■ **SHORT TASK**
Among the records below, find each line that includes the string "JSON" and copy it.

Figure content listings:

****************

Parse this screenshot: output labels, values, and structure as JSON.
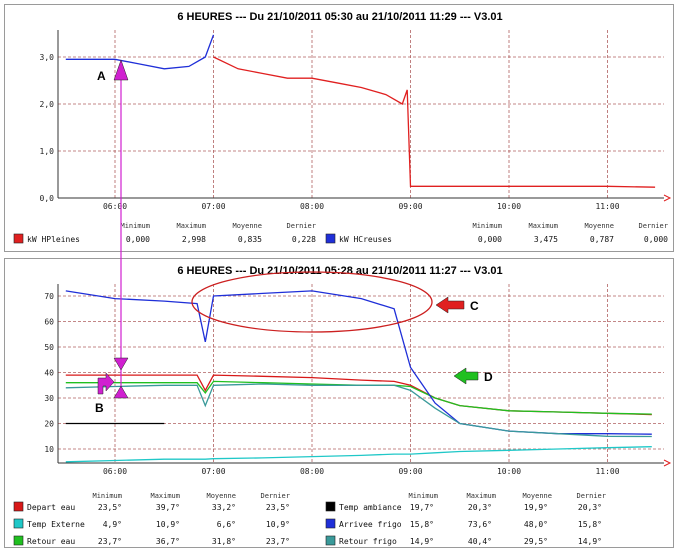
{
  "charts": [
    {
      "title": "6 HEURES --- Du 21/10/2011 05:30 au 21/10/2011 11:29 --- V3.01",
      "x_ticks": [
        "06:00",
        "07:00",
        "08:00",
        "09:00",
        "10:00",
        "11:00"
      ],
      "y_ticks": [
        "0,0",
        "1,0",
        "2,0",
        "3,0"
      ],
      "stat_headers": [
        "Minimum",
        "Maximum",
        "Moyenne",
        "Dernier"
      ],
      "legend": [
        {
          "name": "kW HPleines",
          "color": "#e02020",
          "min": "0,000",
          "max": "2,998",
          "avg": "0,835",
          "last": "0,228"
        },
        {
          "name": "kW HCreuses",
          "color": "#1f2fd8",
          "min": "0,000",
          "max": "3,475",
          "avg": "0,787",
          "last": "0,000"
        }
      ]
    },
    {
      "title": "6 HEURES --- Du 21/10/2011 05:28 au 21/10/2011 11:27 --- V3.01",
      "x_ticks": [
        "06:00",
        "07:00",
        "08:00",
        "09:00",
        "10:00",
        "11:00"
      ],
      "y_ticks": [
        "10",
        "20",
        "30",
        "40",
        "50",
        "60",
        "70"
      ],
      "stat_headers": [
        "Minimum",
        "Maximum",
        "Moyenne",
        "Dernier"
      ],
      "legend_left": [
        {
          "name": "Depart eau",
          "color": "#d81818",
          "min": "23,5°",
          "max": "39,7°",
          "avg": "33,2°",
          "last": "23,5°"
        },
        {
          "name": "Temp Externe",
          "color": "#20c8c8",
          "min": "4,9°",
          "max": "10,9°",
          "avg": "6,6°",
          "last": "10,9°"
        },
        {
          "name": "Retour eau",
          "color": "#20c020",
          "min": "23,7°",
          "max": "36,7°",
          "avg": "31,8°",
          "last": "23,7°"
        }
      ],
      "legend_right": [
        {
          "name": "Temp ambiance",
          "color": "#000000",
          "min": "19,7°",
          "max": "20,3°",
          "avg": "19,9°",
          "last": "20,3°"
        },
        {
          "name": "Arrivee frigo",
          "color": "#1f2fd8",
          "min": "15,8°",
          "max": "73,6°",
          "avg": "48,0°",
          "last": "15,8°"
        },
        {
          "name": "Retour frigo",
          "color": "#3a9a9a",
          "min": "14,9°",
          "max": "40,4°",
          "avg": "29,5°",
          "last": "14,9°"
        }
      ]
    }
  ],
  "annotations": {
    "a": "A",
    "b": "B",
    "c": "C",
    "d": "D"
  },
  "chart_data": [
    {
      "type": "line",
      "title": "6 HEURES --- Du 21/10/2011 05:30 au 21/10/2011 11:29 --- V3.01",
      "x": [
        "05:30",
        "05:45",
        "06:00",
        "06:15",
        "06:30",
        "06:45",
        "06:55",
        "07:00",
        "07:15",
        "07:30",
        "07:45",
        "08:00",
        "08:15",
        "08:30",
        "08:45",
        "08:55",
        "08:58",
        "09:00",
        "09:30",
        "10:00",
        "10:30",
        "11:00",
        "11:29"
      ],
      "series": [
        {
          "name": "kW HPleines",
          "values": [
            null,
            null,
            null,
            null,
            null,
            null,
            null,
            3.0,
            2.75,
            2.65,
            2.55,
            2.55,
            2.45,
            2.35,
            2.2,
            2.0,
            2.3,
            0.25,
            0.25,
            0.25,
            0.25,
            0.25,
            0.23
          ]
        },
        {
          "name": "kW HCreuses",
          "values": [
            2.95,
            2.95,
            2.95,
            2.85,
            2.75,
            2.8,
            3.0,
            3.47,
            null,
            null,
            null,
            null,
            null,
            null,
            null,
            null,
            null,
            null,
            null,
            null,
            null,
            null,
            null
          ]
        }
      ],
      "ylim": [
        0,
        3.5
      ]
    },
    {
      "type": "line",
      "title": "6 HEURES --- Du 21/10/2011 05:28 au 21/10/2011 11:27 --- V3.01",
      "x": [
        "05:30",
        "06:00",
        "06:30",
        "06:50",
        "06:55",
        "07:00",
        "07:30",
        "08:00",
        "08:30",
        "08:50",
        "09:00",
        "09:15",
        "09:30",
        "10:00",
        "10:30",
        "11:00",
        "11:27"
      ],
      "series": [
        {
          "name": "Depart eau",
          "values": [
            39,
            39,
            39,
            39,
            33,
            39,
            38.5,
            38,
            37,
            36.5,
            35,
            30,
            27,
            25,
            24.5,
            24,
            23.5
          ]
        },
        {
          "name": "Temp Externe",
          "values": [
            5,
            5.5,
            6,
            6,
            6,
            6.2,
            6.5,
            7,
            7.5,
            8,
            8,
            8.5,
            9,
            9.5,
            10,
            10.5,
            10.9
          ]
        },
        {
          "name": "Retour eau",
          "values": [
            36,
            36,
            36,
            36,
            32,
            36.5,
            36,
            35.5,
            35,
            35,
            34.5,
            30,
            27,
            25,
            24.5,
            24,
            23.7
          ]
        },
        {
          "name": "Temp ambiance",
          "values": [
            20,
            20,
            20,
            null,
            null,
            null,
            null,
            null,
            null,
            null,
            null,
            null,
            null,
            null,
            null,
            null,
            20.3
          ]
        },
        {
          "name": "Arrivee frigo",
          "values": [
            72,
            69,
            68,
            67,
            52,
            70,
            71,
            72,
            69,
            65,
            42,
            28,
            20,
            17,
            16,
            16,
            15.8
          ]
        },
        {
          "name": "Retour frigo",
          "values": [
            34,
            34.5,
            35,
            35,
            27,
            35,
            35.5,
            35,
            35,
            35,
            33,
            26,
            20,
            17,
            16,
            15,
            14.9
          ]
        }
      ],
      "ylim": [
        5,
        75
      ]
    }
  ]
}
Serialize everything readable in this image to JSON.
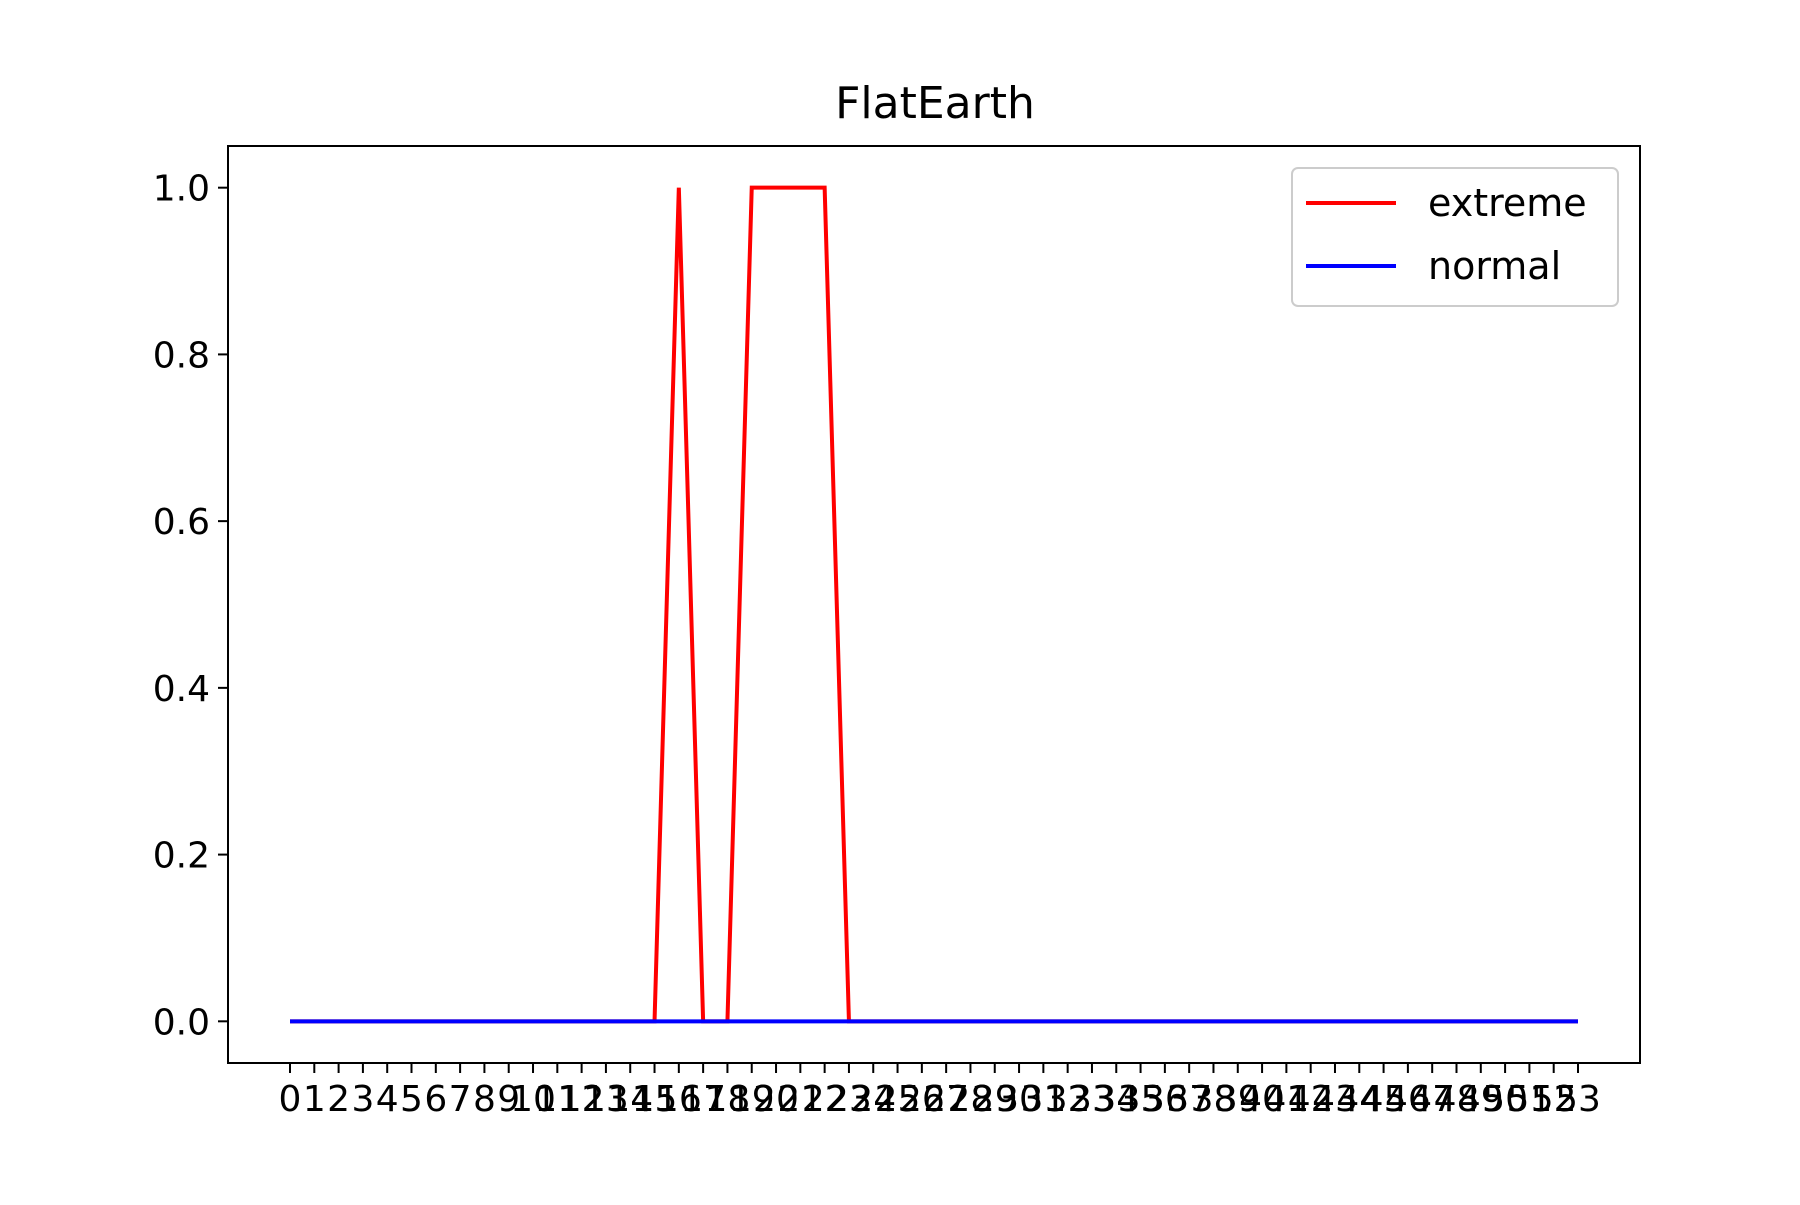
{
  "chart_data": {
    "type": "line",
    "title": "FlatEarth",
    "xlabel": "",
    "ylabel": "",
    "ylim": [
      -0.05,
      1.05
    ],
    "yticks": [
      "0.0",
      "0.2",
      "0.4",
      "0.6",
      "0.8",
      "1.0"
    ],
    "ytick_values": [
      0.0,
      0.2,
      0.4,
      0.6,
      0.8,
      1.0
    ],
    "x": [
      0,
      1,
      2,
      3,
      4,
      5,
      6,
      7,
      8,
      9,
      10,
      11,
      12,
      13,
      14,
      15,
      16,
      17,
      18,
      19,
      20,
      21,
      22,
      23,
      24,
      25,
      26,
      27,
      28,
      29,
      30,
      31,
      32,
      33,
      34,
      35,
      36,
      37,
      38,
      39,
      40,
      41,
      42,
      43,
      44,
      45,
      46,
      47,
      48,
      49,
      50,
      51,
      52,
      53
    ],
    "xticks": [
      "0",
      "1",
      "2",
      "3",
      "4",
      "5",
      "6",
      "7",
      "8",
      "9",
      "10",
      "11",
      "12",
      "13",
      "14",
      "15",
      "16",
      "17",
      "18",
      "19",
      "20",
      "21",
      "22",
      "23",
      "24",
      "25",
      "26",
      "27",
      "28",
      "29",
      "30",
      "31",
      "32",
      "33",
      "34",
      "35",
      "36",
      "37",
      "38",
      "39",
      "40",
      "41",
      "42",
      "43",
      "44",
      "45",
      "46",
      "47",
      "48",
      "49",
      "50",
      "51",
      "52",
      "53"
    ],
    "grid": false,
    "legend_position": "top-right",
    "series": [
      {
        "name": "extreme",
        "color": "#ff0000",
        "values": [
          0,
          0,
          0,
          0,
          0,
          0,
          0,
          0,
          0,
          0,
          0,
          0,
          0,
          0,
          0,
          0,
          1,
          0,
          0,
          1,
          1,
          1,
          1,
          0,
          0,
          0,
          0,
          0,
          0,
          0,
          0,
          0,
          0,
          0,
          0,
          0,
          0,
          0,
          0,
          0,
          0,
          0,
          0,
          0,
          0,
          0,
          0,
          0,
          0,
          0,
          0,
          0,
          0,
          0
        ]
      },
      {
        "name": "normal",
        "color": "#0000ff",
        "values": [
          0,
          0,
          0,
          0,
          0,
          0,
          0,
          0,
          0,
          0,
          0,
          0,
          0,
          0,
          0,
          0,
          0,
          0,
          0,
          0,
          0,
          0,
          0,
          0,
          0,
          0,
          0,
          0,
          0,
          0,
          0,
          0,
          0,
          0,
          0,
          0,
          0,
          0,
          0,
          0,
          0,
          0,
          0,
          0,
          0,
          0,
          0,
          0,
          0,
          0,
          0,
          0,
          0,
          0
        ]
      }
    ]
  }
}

****************

■ **RESPONSE TO THIS TASK**
Parse this screenshot: output labels, values, and structure as JSON.
Serialize everything readable in this image to JSON.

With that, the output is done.